Write a continuation of the passage below about the colobus monkey C. congoensis, picking up after its final sentence.

> **Quoted passage**
═══
A four-year comparative study by researchers, completed in 2026, recorded likweli mating calls and vocalizations. The analysis revealed that the species' vocalizations are highly distinct from those of other genus members.

The species is also smaller in body mass and skull size than all other members of the genus. It differs from the closely related black colobus, whose face is entirely black, by its pale facial patch, its extensive white perianal patch, its smaller size, its shorter back hair, and the absence of a tuft of long hair at the base of the tail.

== Distribution and habitat ==
The known range of C. congoensis covers approximately 1700 km2 in the provinces of Tshopo and Maniema in east-central DRC, within the Tshuapa–Lomami–Lualaba (TL2) interfluve. It occurs from the east bank of the Lomami River eastward to the Lilo River, a tributary of the Congo River. Despite apparently suitable forest, it has not been found west of the Lomami. Recorded elevations range from approximately 390 to 500 m above sea level.

The monkey is largely confined to tall, closed-canopy forest growing on deep clay soils and to islands of terra firma forest, where it lives alongside two other colobine monkeys, the Lomami red colobus (Piliocolobus parmentieri) and the Angola colobus (Colobus angolensis). Most of its range lies inside Lomami National Park.
═══
Data for detecting document layout
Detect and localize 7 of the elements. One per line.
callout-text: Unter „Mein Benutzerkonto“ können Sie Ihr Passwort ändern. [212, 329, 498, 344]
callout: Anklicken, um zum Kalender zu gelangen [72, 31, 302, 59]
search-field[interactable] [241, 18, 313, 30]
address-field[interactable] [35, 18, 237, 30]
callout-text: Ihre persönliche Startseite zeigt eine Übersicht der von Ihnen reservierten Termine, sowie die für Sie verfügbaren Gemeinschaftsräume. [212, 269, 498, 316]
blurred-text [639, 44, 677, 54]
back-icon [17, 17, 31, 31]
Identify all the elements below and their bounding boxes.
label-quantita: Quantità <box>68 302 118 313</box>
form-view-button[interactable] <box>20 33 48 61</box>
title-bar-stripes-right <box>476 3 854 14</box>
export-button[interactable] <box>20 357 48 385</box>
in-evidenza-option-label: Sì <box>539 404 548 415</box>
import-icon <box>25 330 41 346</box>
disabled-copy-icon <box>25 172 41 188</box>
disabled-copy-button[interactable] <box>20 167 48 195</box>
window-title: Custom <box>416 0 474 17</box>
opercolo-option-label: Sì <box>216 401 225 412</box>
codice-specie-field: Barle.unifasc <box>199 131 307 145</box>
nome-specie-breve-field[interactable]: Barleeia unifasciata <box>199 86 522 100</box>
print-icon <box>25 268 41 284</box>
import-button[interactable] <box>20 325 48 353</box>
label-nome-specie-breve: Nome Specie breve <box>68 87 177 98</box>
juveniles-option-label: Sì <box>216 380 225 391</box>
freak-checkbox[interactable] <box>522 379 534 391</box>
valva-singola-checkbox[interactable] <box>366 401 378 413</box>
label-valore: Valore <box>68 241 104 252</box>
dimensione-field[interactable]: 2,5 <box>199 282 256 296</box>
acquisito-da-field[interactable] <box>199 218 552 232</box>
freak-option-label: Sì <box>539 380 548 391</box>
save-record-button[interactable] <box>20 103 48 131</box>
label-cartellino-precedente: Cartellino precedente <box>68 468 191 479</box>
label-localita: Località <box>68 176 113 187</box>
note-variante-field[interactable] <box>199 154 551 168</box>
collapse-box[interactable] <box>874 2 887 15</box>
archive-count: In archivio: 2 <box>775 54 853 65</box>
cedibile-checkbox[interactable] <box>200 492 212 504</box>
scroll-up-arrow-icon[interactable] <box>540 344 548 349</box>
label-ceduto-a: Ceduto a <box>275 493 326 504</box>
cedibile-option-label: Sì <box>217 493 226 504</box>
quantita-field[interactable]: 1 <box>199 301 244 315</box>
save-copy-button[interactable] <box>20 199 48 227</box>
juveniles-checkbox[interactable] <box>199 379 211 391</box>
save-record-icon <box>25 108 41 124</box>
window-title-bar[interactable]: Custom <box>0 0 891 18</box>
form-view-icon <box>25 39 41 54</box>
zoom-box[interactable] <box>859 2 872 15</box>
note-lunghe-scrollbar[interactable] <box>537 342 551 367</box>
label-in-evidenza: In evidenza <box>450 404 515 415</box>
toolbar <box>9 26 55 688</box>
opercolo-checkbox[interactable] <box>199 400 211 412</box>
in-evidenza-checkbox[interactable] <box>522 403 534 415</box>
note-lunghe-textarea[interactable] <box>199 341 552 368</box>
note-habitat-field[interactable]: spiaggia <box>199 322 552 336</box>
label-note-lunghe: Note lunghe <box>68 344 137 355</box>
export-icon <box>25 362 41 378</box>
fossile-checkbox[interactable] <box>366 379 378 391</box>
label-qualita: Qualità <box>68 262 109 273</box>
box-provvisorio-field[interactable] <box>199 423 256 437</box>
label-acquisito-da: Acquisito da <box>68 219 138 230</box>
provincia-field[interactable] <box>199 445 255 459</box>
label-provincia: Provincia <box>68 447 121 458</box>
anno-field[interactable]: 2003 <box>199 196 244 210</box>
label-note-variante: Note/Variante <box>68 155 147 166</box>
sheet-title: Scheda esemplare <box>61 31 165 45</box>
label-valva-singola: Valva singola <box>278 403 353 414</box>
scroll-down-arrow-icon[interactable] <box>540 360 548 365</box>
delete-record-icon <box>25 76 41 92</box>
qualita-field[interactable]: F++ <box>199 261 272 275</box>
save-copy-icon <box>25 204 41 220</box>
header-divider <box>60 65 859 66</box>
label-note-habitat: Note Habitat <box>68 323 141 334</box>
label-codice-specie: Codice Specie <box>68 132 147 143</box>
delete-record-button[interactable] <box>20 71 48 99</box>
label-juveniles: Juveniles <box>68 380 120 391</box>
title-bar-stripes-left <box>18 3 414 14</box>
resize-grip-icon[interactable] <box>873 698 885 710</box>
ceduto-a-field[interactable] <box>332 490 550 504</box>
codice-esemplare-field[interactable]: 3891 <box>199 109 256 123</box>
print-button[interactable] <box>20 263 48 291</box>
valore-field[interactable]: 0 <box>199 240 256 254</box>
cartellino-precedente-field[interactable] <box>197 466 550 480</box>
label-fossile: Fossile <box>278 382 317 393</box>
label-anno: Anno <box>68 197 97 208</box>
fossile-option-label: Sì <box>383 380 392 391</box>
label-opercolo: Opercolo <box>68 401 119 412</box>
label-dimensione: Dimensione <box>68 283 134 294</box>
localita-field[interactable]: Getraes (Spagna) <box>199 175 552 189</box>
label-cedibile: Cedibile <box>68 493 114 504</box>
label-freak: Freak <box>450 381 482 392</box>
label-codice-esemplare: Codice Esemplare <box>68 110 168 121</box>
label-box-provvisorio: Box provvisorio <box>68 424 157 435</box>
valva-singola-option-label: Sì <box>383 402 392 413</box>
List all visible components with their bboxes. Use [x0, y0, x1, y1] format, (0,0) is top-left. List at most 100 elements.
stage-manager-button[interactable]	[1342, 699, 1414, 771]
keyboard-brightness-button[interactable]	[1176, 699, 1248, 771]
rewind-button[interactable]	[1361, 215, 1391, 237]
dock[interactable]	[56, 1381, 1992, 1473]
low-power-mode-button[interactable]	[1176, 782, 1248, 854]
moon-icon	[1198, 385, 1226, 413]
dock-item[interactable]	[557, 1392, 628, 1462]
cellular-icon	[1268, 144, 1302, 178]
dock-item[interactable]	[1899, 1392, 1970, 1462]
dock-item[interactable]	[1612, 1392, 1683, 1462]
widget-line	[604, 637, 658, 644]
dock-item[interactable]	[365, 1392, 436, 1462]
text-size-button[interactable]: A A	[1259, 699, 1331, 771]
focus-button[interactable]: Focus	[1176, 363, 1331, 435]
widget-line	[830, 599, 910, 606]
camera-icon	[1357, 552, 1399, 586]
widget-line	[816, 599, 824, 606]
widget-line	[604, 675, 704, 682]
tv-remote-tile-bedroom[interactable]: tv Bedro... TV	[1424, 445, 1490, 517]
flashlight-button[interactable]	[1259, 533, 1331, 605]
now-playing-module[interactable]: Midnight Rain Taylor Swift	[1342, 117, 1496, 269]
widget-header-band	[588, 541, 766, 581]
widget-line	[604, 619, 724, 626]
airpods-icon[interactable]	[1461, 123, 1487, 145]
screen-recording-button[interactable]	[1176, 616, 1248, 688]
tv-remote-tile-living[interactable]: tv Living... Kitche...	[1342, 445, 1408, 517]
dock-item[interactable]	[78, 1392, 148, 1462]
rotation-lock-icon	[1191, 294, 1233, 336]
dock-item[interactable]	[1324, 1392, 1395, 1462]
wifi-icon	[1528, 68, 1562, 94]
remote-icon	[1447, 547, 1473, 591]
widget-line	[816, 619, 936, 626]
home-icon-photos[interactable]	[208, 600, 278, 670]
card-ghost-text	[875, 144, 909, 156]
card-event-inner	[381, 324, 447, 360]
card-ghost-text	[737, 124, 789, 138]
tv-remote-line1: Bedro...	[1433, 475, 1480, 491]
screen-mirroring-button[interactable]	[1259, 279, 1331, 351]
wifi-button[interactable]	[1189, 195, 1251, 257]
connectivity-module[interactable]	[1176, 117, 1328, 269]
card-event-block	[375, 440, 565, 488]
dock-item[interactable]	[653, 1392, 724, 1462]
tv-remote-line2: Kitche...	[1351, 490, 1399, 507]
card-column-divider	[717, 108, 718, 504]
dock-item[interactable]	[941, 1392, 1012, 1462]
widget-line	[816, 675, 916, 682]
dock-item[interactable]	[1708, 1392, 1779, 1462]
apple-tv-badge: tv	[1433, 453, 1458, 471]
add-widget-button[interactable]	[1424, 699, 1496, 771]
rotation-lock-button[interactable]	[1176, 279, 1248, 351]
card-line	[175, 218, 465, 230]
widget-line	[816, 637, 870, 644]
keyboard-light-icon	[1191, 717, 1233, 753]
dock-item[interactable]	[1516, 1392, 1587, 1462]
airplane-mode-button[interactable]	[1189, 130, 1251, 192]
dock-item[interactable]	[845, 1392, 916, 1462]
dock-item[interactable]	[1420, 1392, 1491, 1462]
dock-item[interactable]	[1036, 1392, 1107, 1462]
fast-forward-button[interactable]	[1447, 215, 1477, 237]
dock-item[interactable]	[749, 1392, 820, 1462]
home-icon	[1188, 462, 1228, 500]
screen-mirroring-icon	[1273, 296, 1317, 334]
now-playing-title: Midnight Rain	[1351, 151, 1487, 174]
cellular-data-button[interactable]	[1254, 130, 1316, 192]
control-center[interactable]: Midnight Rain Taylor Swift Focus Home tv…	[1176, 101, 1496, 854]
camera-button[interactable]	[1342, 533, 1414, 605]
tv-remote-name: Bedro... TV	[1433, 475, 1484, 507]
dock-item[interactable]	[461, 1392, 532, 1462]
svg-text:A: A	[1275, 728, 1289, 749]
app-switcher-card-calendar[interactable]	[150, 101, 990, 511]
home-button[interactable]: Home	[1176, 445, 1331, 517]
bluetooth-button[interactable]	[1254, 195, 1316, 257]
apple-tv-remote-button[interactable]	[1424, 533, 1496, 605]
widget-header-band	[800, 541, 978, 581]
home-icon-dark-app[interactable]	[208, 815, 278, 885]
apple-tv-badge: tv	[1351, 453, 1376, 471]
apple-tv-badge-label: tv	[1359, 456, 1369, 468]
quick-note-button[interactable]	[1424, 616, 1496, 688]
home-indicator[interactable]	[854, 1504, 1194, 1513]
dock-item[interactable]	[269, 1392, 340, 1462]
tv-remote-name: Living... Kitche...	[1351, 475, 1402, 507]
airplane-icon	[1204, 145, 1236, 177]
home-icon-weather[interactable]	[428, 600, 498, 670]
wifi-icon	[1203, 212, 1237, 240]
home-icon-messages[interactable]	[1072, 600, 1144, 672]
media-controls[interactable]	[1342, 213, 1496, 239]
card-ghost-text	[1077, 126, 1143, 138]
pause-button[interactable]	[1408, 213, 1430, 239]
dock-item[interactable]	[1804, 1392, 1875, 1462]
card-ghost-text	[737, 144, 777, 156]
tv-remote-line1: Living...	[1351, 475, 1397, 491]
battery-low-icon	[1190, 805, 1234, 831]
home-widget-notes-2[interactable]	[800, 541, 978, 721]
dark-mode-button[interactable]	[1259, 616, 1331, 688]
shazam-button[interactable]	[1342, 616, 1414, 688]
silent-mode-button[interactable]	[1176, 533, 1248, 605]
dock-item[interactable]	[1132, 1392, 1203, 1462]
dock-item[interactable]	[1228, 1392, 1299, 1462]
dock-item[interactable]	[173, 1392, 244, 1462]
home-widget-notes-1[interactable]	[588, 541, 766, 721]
═══
> **Answer to this task**
== Behaviour and ecology ==
Colobus congoensis is arboreal and lives in the forest canopy. It was most often seen in small groups averaging about six individuals, frequently in mixed-species associations with other monkeys. Researchers described it as quiet and difficult to observe, as rather than fleeing when encountered, groups tend to climb higher into the canopy and watch the researchers. Eight other primate species share its range, among them the bonobo (Pan paniscus).

Like other colobus monkeys, the species produces loud, deep roaring calls, heard most often around dawn. Its roars are structurally most similar to those of the black colobus, sharing a rapid pulse rate, high frequency, and frequency modulation, and may be distinguished from the roars of the sympatric Angola colobus by their pulse rate and by a characteristic snort between roaring sequences. Roaring was recorded in a range of contexts, including an intense bout during an attack by a crowned eagle (Stephanoaetus coronatus).

== Conservation ==
The describing authors proposed a preliminary status of endangered on the IUCN Red List scale, citing the very small range and population of the species, together with the anticipated effects of increasing hunting and habitat loss. They identified continued protection of Lomami National Park and cooperation with neighbouring communities to discourage hunting of the monkey as the most important measures for its survival.